##### EXTRACTED DATA #####
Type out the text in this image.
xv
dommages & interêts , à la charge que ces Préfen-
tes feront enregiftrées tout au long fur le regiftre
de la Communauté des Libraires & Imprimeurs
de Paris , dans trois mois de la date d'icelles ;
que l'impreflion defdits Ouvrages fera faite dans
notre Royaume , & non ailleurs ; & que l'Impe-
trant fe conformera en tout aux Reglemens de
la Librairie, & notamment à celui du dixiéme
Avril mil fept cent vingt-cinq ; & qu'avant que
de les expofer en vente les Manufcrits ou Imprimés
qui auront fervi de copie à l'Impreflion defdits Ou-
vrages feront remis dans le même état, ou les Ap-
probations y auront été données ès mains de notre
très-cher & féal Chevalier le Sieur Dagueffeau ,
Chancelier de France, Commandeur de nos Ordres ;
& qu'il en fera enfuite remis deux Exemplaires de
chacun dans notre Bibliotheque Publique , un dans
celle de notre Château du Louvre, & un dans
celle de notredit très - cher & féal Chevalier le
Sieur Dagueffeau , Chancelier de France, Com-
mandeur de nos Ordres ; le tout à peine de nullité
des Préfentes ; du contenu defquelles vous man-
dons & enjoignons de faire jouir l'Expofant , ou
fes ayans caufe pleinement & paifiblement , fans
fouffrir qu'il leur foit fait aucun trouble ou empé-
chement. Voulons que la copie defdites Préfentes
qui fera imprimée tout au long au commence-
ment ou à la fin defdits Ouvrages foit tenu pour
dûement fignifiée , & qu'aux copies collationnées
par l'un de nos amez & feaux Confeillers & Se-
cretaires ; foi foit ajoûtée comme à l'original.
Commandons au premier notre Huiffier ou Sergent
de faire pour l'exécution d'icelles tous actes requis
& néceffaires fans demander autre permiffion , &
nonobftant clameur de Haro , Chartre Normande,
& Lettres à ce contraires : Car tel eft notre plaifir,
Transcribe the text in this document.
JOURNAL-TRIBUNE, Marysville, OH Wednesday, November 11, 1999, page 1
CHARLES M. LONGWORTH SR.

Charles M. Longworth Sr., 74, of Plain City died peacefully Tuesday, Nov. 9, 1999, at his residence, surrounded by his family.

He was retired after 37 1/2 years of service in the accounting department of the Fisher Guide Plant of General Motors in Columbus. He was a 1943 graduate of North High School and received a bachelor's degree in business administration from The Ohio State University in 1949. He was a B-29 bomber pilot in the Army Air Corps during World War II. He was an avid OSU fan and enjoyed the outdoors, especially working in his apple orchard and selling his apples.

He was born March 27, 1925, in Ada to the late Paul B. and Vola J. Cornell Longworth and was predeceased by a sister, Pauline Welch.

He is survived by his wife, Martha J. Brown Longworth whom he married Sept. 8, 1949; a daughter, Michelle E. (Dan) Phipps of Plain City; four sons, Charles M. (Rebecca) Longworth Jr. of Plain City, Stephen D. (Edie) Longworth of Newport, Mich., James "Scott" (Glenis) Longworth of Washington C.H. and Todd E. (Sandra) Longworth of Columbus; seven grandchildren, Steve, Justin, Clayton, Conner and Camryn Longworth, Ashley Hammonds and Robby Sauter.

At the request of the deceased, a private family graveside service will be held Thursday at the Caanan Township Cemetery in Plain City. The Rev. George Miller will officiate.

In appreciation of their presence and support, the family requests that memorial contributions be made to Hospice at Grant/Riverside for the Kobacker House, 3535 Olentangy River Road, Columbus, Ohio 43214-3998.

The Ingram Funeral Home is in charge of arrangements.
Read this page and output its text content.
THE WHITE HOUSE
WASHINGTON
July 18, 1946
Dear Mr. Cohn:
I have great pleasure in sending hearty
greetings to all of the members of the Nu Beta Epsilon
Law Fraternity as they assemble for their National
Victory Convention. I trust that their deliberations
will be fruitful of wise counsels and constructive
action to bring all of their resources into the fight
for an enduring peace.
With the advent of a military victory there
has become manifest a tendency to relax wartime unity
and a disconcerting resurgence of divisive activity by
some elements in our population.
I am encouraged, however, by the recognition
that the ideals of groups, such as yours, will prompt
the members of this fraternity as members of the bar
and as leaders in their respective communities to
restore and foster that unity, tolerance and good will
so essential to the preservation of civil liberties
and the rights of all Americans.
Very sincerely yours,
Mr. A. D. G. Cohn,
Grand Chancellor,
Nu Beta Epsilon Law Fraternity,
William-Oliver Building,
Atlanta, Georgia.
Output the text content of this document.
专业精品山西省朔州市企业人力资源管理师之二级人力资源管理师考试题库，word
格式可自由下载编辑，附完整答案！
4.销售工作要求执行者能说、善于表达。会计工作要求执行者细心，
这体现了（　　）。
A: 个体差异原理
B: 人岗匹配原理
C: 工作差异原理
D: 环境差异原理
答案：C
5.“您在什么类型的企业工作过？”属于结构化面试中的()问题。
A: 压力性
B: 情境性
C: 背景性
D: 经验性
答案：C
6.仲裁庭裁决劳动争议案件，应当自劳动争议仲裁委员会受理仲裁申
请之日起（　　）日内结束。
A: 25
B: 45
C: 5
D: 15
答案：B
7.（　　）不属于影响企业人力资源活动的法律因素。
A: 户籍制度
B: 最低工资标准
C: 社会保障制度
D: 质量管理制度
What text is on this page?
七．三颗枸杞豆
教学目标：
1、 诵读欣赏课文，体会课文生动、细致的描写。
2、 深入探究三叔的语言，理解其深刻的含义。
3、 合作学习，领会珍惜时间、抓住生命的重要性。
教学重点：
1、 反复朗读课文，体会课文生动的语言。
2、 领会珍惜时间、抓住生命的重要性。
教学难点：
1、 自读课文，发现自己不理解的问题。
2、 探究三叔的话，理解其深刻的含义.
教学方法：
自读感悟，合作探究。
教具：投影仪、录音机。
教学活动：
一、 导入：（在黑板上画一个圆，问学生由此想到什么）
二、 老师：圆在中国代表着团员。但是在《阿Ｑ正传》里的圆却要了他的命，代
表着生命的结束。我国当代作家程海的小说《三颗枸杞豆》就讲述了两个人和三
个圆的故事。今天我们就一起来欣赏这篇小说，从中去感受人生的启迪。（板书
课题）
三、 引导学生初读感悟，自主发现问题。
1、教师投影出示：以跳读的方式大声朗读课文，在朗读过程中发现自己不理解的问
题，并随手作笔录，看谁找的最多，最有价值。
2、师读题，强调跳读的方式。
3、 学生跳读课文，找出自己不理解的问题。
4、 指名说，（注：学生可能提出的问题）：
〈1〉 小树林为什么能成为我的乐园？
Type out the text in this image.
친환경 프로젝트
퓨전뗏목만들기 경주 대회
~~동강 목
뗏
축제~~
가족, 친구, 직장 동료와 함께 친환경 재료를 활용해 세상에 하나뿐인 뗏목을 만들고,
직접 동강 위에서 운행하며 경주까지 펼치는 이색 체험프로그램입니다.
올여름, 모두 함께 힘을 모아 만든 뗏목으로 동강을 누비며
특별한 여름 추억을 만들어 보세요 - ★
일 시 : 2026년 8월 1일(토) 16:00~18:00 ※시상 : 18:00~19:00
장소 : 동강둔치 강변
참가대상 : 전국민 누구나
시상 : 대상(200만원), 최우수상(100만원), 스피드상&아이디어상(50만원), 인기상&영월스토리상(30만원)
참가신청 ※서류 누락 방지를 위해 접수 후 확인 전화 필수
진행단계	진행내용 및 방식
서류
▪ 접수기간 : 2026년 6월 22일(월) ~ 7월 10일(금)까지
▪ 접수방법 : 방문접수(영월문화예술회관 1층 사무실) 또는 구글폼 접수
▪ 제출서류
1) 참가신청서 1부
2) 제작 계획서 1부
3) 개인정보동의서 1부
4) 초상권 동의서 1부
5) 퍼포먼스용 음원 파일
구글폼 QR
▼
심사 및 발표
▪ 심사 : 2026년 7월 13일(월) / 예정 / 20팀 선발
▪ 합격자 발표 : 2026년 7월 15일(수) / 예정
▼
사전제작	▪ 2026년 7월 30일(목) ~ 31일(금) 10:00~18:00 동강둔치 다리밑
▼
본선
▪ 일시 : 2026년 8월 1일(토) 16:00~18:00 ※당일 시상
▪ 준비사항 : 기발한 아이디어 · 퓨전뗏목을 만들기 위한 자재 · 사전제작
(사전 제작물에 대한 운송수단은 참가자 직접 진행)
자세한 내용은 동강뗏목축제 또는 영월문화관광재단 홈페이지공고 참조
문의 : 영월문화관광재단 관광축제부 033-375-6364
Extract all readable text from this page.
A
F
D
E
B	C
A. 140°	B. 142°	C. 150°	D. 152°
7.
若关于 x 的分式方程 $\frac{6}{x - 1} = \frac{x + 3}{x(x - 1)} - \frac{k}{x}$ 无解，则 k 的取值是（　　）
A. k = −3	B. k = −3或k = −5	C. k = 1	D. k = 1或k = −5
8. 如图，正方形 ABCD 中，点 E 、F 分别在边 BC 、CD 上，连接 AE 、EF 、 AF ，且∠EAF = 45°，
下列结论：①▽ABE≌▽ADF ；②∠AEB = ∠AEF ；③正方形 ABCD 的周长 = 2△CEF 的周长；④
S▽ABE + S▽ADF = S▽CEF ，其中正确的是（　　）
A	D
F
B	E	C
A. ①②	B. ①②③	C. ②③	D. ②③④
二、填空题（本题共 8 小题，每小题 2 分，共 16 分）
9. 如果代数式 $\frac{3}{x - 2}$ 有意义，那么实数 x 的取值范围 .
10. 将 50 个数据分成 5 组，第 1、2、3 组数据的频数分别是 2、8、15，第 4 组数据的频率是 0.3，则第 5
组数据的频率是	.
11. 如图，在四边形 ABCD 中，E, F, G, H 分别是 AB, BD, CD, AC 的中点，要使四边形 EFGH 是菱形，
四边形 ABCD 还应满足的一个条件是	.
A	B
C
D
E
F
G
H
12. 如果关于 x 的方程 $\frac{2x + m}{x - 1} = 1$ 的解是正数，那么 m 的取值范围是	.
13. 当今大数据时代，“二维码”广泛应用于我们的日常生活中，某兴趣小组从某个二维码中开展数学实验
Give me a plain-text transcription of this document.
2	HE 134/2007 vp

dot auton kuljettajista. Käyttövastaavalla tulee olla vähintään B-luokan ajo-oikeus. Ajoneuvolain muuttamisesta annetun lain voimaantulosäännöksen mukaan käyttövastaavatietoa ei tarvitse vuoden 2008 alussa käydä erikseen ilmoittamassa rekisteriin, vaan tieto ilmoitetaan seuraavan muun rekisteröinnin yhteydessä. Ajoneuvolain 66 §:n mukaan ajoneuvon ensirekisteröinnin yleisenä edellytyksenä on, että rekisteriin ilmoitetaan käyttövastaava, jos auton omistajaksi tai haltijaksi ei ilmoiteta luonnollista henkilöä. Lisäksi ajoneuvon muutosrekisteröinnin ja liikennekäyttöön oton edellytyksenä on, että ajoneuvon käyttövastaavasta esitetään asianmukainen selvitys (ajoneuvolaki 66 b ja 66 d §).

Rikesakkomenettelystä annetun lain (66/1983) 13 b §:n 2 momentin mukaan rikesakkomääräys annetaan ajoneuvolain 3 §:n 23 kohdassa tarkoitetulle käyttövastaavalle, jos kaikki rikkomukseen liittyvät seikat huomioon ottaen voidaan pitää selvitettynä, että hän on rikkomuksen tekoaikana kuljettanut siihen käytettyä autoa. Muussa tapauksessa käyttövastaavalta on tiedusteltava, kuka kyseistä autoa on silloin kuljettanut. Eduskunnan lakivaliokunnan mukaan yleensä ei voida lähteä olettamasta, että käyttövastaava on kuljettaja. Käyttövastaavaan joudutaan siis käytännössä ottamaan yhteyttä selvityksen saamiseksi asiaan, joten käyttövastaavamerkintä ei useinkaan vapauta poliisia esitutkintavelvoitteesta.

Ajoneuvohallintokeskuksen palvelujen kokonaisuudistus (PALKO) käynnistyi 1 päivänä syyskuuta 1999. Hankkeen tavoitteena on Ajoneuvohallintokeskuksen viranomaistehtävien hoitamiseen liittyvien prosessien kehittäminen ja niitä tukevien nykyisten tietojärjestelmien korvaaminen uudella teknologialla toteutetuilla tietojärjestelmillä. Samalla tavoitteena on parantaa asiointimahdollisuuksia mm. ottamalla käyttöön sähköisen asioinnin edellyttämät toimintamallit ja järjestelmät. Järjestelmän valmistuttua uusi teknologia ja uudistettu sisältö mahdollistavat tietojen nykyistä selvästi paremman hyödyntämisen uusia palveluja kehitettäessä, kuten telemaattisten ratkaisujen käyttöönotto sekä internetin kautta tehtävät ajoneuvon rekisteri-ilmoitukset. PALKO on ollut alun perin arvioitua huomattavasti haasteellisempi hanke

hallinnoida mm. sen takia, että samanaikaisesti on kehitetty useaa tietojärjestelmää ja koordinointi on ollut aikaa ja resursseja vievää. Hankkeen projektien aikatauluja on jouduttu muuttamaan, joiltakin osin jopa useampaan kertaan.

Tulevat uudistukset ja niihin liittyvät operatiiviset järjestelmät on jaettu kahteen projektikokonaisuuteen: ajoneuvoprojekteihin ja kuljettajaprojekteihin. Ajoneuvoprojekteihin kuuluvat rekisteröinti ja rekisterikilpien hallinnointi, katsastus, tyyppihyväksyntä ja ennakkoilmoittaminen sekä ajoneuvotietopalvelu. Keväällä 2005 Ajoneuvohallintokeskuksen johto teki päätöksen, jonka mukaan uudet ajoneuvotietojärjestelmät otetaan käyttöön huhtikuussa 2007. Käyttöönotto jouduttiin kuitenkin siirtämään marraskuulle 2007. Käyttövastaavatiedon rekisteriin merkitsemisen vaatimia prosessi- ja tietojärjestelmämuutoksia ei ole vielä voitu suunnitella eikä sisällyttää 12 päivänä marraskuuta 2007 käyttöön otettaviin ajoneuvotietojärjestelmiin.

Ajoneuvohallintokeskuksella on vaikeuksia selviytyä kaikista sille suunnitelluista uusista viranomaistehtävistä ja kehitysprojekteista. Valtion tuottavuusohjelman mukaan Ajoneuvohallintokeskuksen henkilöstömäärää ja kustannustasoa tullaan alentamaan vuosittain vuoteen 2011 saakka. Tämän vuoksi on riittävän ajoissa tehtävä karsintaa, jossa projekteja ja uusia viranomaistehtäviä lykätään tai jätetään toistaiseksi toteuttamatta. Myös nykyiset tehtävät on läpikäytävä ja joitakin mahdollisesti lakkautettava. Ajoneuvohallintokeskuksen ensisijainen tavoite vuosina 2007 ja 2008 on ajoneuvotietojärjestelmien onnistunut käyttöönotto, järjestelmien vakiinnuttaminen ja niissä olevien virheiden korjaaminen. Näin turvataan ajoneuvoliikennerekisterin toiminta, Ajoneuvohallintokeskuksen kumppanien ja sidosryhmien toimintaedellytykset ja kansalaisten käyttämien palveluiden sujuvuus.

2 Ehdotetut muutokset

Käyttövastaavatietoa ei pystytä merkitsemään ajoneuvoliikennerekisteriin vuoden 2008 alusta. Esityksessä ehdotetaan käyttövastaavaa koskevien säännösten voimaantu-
#####
> INSTRUCTIONS TO FOLLOW
Determine how many lines of the material include the string "très". Output only that count.

> REPLY TO THE EXERCISE
2